Records for the task:
-----

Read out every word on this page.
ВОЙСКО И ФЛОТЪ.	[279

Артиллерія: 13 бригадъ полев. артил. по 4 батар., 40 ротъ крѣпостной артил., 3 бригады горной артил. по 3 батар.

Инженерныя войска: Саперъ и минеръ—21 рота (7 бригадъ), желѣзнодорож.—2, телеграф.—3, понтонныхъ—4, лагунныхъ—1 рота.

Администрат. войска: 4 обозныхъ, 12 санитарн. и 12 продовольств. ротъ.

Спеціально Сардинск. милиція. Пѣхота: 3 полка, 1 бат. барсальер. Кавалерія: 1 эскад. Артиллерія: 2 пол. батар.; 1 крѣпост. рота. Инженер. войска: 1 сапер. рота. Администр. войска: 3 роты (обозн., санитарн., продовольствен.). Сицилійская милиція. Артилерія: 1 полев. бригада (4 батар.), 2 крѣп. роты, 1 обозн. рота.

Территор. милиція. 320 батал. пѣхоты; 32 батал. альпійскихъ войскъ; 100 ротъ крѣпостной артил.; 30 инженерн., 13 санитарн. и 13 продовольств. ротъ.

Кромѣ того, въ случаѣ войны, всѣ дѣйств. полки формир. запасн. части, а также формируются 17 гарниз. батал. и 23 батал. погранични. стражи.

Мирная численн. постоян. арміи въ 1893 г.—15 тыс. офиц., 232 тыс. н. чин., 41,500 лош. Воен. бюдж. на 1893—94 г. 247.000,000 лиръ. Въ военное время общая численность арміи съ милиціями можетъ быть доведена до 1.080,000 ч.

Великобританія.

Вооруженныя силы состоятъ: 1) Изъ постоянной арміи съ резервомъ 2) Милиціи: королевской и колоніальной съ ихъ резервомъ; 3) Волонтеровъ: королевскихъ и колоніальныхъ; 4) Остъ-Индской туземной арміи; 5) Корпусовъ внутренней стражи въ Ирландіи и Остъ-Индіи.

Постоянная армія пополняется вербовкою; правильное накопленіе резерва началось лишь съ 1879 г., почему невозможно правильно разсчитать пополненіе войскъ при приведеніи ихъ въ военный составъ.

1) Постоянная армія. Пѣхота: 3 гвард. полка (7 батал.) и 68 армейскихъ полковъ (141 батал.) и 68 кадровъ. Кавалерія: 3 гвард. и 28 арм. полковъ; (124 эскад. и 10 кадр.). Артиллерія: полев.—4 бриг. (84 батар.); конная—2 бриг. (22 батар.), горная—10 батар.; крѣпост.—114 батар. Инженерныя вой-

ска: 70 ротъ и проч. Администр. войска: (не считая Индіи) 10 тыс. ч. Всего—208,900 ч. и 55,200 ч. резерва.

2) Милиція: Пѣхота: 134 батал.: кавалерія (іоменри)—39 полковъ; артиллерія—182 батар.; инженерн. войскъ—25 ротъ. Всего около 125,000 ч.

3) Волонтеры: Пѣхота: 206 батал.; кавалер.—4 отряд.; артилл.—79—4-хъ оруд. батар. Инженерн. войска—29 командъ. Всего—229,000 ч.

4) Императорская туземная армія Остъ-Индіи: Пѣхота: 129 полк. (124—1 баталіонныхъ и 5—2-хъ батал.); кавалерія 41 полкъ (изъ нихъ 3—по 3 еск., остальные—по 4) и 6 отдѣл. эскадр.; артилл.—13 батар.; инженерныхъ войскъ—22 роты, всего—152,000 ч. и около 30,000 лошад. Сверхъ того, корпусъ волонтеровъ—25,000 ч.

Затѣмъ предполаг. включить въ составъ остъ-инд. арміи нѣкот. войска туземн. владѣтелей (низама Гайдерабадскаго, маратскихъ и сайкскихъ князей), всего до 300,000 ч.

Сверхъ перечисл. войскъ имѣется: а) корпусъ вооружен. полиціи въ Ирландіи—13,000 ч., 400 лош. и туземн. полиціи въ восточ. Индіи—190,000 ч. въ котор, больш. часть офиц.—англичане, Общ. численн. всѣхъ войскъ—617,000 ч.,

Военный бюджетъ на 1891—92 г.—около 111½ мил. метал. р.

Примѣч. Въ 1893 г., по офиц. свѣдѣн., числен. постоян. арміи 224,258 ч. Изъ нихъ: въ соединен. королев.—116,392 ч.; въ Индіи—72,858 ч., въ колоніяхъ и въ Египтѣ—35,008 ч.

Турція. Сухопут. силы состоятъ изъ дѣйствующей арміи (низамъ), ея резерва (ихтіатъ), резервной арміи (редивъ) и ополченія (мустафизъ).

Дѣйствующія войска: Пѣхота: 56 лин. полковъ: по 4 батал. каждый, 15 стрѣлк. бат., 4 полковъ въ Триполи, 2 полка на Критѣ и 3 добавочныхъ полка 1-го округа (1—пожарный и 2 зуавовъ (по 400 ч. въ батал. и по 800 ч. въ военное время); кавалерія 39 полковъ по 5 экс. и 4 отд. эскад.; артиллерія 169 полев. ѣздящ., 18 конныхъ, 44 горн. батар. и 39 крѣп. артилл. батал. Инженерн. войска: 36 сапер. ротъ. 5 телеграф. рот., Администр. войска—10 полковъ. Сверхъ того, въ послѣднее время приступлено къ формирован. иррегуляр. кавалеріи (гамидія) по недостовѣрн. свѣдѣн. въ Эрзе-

-----

Aim:
Copy every line verbatim.

Exercise solution:
Read out every word on this page.
ВОЙСКО И ФЛОТЪ.	[279

Артиллерія: 13 бригадъ полев. артил. по 4 батар., 40 ротъ крѣпостной артил., 3 бригады горной артил. по 3 батар.

Инженерныя войска: Саперъ и минеръ—21 рота (7 бригадъ), желѣзнодорож.—2, телеграф.—3, понтонныхъ—4, лагунныхъ—1 рота.

Администрат. войска: 4 обозныхъ, 12 санитарн. и 12 продовольств. ротъ.

Спеціально Сардинск. милиція. Пѣхота: 3 полка, 1 бат. барсальер. Кавалерія: 1 эскад. Артиллерія: 2 пол. батар.; 1 крѣпост. рота. Инженер. войска: 1 сапер. рота. Администр. войска: 3 роты (обозн., санитарн., продовольствен.). Сицилійская милиція. Артилерія: 1 полев. бригада (4 батар.), 2 крѣп. роты, 1 обозн. рота.

Территор. милиція. 320 батал. пѣхоты; 32 батал. альпійскихъ войскъ; 100 ротъ крѣпостной артил.; 30 инженерн., 13 санитарн. и 13 продовольств. ротъ.

Кромѣ того, въ случаѣ войны, всѣ дѣйств. полки формир. запасн. части, а также формируются 17 гарниз. батал. и 23 батал. погранични. стражи.

Мирная численн. постоян. арміи въ 1893 г.—15 тыс. офиц., 232 тыс. н. чин., 41,500 лош. Воен. бюдж. на 1893—94 г. 247.000,000 лиръ. Въ военное время общая численность арміи съ милиціями можетъ быть доведена до 1.080,000 ч.

Великобританія.

Вооруженныя силы состоятъ: 1) Изъ постоянной арміи съ резервомъ 2) Милиціи: королевской и колоніальной съ ихъ резервомъ; 3) Волонтеровъ: королевскихъ и колоніальныхъ; 4) Остъ-Индской туземной арміи; 5) Корпусовъ внутренней стражи въ Ирландіи и Остъ-Индіи.

Постоянная армія пополняется вербовкою; правильное накопленіе резерва началось лишь съ 1879 г., почему невозможно правильно разсчитать пополненіе войскъ при приведеніи ихъ въ военный составъ.

1) Постоянная армія. Пѣхота: 3 гвард. полка (7 батал.) и 68 армейскихъ полковъ (141 батал.) и 68 кадровъ. Кавалерія: 3 гвард. и 28 арм. полковъ; (124 эскад. и 10 кадр.). Артиллерія: полев.—4 бриг. (84 батар.); конная—2 бриг. (22 батар.), горная—10 батар.; крѣпост.—114 батар. Инженерныя вой-

ска: 70 ротъ и проч. Администр. войска: (не считая Индіи) 10 тыс. ч. Всего—208,900 ч. и 55,200 ч. резерва.

2) Милиція: Пѣхота: 134 батал.: кавалерія (іоменри)—39 полковъ; артиллерія—182 батар.; инженерн. войскъ—25 ротъ. Всего около 125,000 ч.

3) Волонтеры: Пѣхота: 206 батал.; кавалер.—4 отряд.; артилл.—79—4-хъ оруд. батар. Инженерн. войска—29 командъ. Всего—229,000 ч.

4) Императорская туземная армія Остъ-Индіи: Пѣхота: 129 полк. (124—1 баталіонныхъ и 5—2-хъ батал.); кавалерія 41 полкъ (изъ нихъ 3—по 3 еск., остальные—по 4) и 6 отдѣл. эскадр.; артилл.—13 батар.; инженерныхъ войскъ—22 роты, всего—152,000 ч. и около 30,000 лошад. Сверхъ того, корпусъ волонтеровъ—25,000 ч.

Затѣмъ предполаг. включить въ составъ остъ-инд. арміи нѣкот. войска туземн. владѣтелей (низама Гайдерабадскаго, маратскихъ и сайкскихъ князей), всего до 300,000 ч.

Сверхъ перечисл. войскъ имѣется: а) корпусъ вооружен. полиціи въ Ирландіи—13,000 ч., 400 лош. и туземн. полиціи въ восточ. Индіи—190,000 ч. въ котор, больш. часть офиц.—англичане, Общ. численн. всѣхъ войскъ—617,000 ч.,

Военный бюджетъ на 1891—92 г.—около 111½ мил. метал. р.

Примѣч. Въ 1893 г., по офиц. свѣдѣн., числен. постоян. арміи 224,258 ч. Изъ нихъ: въ соединен. королев.—116,392 ч.; въ Индіи—72,858 ч., въ колоніяхъ и въ Египтѣ—35,008 ч.

Турція. Сухопут. силы состоятъ изъ дѣйствующей арміи (низамъ), ея резерва (ихтіатъ), резервной арміи (редивъ) и ополченія (мустафизъ).

Дѣйствующія войска: Пѣхота: 56 лин. полковъ: по 4 батал. каждый, 15 стрѣлк. бат., 4 полковъ въ Триполи, 2 полка на Критѣ и 3 добавочныхъ полка 1-го округа (1—пожарный и 2 зуавовъ (по 400 ч. въ батал. и по 800 ч. въ военное время); кавалерія 39 полковъ по 5 экс. и 4 отд. эскад.; артиллерія 169 полев. ѣздящ., 18 конныхъ, 44 горн. батар. и 39 крѣп. артилл. батал. Инженерн. войска: 36 сапер. ротъ. 5 телеграф. рот., Администр. войска—10 полковъ. Сверхъ того, въ послѣднее время приступлено къ формирован. иррегуляр. кавалеріи (гамидія) по недостовѣрн. свѣдѣн. въ Эрзе-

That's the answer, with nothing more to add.